-- DIRECTION --
Copy out the lines that have "Policies" in them.

-- Saved entries --
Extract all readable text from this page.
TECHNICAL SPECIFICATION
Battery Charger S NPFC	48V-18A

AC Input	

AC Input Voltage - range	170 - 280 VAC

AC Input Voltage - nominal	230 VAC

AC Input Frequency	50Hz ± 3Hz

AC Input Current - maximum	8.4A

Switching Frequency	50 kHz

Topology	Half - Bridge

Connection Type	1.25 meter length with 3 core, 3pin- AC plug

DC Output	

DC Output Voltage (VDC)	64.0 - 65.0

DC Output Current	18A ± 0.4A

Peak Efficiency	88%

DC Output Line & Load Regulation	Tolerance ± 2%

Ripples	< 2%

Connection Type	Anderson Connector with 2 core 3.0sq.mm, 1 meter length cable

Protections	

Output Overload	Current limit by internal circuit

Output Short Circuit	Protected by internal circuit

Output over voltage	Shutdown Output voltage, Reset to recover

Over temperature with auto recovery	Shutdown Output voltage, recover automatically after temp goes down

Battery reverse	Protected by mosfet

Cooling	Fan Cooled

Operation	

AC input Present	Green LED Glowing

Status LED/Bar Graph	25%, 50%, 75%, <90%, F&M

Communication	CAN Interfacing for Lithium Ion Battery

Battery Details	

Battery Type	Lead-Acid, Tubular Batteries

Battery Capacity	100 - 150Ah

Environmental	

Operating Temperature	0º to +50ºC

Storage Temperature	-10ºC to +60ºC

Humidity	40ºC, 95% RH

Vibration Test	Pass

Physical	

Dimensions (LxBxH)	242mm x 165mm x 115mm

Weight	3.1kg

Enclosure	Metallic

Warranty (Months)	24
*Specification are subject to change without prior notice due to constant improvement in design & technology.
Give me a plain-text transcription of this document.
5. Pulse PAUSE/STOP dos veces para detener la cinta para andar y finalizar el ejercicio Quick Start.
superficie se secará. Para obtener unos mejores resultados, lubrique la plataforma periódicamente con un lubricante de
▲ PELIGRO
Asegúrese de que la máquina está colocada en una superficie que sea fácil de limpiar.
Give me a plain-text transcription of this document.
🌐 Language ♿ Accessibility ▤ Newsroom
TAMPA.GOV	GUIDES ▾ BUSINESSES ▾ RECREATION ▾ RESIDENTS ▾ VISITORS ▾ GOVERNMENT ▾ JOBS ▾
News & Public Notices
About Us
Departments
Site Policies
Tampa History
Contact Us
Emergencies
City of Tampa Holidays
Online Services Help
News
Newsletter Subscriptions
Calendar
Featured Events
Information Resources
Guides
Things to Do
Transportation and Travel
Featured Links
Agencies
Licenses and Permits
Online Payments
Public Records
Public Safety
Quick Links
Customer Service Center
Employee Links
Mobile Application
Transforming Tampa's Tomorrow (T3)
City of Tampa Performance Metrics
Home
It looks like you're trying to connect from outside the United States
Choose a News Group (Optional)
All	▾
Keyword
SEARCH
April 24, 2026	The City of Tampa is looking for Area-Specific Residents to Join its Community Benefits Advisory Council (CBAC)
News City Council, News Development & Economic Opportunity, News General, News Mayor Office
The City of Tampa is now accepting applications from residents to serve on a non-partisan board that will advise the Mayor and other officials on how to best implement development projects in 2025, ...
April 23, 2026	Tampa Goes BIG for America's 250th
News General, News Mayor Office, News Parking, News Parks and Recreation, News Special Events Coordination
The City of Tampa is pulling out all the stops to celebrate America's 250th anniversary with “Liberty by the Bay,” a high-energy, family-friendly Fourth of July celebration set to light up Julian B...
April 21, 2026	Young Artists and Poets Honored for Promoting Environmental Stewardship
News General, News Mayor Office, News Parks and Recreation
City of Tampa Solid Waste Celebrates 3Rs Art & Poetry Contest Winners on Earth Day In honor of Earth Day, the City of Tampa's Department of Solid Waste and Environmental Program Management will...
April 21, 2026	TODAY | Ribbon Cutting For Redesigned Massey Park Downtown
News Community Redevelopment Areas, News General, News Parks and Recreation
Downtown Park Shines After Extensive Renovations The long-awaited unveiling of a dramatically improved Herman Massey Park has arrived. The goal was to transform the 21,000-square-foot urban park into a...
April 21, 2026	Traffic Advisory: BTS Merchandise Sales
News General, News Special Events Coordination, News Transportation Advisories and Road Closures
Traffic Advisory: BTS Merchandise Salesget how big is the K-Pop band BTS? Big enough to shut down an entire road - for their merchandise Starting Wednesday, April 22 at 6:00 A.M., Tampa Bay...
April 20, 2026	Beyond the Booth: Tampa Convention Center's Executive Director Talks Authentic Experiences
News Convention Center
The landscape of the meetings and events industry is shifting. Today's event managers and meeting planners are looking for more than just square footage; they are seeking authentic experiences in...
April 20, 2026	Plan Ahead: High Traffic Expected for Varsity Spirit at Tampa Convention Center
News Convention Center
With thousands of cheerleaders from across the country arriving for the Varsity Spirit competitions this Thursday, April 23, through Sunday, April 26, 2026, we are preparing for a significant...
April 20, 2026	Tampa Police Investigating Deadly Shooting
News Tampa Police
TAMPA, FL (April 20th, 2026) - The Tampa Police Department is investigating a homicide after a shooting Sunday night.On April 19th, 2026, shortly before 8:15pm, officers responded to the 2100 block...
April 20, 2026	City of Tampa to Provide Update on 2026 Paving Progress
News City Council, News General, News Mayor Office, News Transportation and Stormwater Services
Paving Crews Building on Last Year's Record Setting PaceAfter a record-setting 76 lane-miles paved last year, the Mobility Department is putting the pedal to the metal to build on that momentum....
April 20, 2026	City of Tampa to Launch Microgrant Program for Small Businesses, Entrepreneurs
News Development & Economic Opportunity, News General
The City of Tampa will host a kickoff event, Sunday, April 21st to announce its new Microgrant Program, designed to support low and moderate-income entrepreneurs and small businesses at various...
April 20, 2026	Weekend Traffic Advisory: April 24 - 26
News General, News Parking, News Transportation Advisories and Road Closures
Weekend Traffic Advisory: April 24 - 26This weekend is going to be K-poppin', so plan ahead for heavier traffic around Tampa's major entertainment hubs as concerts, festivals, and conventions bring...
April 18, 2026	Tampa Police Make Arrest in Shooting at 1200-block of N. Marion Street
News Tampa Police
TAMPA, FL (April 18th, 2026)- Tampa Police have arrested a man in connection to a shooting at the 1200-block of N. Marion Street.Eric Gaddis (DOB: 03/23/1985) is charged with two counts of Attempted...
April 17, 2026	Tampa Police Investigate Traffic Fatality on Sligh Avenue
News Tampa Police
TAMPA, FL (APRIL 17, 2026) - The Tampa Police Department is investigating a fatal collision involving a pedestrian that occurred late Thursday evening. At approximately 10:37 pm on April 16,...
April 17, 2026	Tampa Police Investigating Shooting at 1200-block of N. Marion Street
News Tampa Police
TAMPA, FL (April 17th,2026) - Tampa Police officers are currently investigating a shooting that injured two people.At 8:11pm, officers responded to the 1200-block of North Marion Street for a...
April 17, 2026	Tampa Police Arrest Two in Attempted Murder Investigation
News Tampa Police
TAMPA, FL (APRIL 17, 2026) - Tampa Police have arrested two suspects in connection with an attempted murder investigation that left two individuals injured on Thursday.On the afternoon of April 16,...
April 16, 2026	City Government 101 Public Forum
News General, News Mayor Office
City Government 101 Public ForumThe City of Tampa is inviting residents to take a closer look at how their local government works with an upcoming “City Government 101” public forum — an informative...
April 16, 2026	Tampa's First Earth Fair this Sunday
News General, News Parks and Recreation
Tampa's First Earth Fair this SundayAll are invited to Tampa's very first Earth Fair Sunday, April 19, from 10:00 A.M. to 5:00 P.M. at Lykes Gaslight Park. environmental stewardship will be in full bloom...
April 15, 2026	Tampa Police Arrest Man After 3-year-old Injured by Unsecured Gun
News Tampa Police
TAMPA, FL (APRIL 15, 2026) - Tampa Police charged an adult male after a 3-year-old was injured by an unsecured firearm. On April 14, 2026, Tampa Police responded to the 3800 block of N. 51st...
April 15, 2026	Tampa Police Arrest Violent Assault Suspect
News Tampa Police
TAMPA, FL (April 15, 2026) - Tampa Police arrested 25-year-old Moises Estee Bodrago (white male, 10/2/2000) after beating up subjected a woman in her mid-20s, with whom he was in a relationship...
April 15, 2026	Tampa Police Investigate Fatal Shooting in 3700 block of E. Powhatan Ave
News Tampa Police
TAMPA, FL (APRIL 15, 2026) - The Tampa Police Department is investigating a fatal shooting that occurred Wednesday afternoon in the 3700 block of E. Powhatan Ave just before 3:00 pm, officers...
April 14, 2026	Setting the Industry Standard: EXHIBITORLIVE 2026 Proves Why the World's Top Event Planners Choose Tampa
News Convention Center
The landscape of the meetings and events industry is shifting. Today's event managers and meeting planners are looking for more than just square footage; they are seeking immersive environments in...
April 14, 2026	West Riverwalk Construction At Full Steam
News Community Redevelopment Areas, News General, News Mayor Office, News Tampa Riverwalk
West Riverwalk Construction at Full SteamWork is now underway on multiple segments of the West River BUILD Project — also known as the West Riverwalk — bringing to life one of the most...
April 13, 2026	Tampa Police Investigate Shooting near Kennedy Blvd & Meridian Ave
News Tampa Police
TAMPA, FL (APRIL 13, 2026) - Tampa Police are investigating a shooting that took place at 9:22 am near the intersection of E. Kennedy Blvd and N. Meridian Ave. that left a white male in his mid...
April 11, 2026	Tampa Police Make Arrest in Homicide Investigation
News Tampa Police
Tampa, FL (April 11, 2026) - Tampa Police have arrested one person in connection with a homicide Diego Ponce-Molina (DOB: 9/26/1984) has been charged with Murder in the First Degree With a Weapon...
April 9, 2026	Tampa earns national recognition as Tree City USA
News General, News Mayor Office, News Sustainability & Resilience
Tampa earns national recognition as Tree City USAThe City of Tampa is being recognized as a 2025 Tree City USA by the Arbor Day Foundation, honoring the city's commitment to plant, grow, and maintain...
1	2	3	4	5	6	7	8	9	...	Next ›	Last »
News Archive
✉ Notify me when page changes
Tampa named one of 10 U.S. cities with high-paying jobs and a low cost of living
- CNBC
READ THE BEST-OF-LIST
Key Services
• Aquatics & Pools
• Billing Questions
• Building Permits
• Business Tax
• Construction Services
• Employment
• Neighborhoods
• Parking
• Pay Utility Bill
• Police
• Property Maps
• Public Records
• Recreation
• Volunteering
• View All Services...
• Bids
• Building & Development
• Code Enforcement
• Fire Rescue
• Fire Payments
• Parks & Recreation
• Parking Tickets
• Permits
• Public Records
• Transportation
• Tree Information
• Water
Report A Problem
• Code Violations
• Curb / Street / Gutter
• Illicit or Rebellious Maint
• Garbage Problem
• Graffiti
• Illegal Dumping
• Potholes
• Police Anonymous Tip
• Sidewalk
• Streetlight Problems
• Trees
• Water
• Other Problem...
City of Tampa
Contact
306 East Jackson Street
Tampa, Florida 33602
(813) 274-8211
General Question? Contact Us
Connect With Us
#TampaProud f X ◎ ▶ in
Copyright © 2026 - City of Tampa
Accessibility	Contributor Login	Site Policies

-- TASK OUTPUT --
Site Policies
Accessibility	Contributor Login	Site Policies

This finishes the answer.